Data supplied:
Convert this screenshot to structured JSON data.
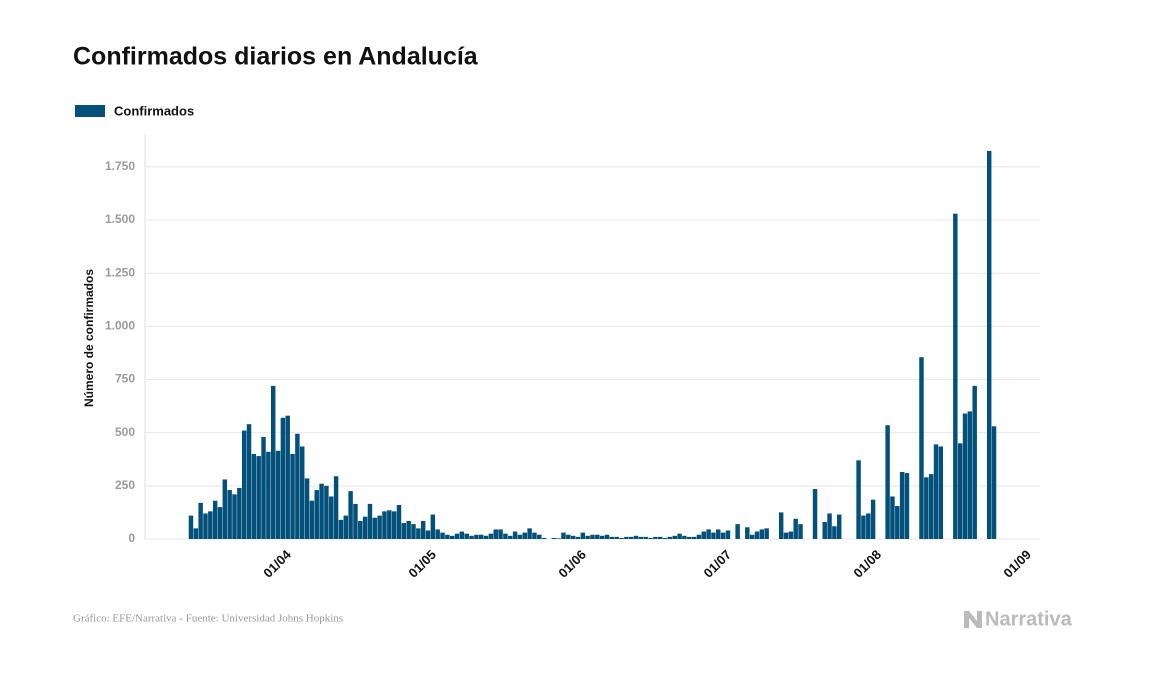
{
  "chart_data": {
    "type": "bar",
    "title": "Confirmados diarios en Andalucía",
    "y_label": "Número de confirmados",
    "source": "Gráfico: EFE/Narrativa - Fuente: Universidad Johns Hopkins",
    "brand": "Narrativa",
    "x": [
      "12/03",
      "13/03",
      "14/03",
      "15/03",
      "16/03",
      "17/03",
      "18/03",
      "19/03",
      "20/03",
      "21/03",
      "22/03",
      "23/03",
      "24/03",
      "25/03",
      "26/03",
      "27/03",
      "28/03",
      "29/03",
      "30/03",
      "31/03",
      "01/04",
      "02/04",
      "03/04",
      "04/04",
      "05/04",
      "06/04",
      "07/04",
      "08/04",
      "09/04",
      "10/04",
      "11/04",
      "12/04",
      "13/04",
      "14/04",
      "15/04",
      "16/04",
      "17/04",
      "18/04",
      "19/04",
      "20/04",
      "21/04",
      "22/04",
      "23/04",
      "24/04",
      "25/04",
      "26/04",
      "27/04",
      "28/04",
      "29/04",
      "30/04",
      "01/05",
      "02/05",
      "03/05",
      "04/05",
      "05/05",
      "06/05",
      "07/05",
      "08/05",
      "09/05",
      "10/05",
      "11/05",
      "12/05",
      "13/05",
      "14/05",
      "15/05",
      "16/05",
      "17/05",
      "18/05",
      "19/05",
      "20/05",
      "21/05",
      "22/05",
      "23/05",
      "24/05",
      "26/05",
      "27/05",
      "28/05",
      "29/05",
      "30/05",
      "31/05",
      "01/06",
      "02/06",
      "03/06",
      "04/06",
      "05/06",
      "06/06",
      "07/06",
      "08/06",
      "09/06",
      "10/06",
      "11/06",
      "12/06",
      "13/06",
      "14/06",
      "15/06",
      "16/06",
      "17/06",
      "18/06",
      "19/06",
      "20/06",
      "21/06",
      "22/06",
      "23/06",
      "24/06",
      "25/06",
      "26/06",
      "27/06",
      "28/06",
      "29/06",
      "30/06",
      "01/07",
      "03/07",
      "05/07",
      "06/07",
      "07/07",
      "08/07",
      "09/07",
      "12/07",
      "13/07",
      "14/07",
      "15/07",
      "16/07",
      "19/07",
      "21/07",
      "22/07",
      "23/07",
      "24/07",
      "28/07",
      "29/07",
      "30/07",
      "31/07",
      "03/08",
      "04/08",
      "05/08",
      "06/08",
      "07/08",
      "10/08",
      "11/08",
      "12/08",
      "13/08",
      "14/08",
      "17/08",
      "18/08",
      "19/08",
      "20/08",
      "21/08",
      "24/08",
      "25/08"
    ],
    "series": [
      {
        "name": "Confirmados",
        "color": "#03507a",
        "values": [
          110,
          50,
          170,
          120,
          130,
          180,
          150,
          280,
          230,
          210,
          240,
          510,
          540,
          400,
          390,
          480,
          410,
          720,
          415,
          570,
          580,
          400,
          495,
          435,
          285,
          180,
          230,
          260,
          250,
          200,
          295,
          90,
          110,
          225,
          165,
          85,
          105,
          165,
          100,
          110,
          130,
          135,
          130,
          160,
          75,
          85,
          70,
          50,
          85,
          40,
          115,
          45,
          30,
          20,
          15,
          25,
          35,
          25,
          15,
          20,
          20,
          15,
          25,
          45,
          45,
          25,
          15,
          35,
          20,
          30,
          50,
          30,
          20,
          5,
          5,
          3,
          30,
          20,
          15,
          10,
          30,
          15,
          20,
          20,
          15,
          20,
          10,
          10,
          5,
          10,
          10,
          15,
          10,
          10,
          5,
          10,
          10,
          5,
          10,
          15,
          25,
          15,
          10,
          10,
          20,
          35,
          45,
          30,
          45,
          30,
          40,
          70,
          55,
          20,
          35,
          45,
          50,
          125,
          30,
          35,
          95,
          70,
          235,
          80,
          120,
          60,
          115,
          370,
          110,
          120,
          185,
          535,
          200,
          155,
          315,
          310,
          855,
          290,
          305,
          445,
          435,
          1530,
          450,
          590,
          600,
          720,
          1825,
          530
        ]
      }
    ],
    "xlim": [
      "03/03",
      "04/09"
    ],
    "xticks": [
      "01/04",
      "01/05",
      "01/06",
      "01/07",
      "01/08",
      "01/09"
    ],
    "ylim": [
      0,
      1900
    ],
    "yticks": [
      0,
      250,
      500,
      750,
      {
        "value": 1000,
        "label": "1.000"
      },
      {
        "value": 1250,
        "label": "1.250"
      },
      {
        "value": 1500,
        "label": "1.500"
      },
      {
        "value": 1750,
        "label": "1.750"
      }
    ],
    "grid": true
  }
}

Objective: From the entries above, list each line with "Narrativa" in it.

Right answer:
    "source": "Gráfico: EFE/Narrativa - Fuente: Universidad Johns Hopkins",
    "brand": "Narrativa",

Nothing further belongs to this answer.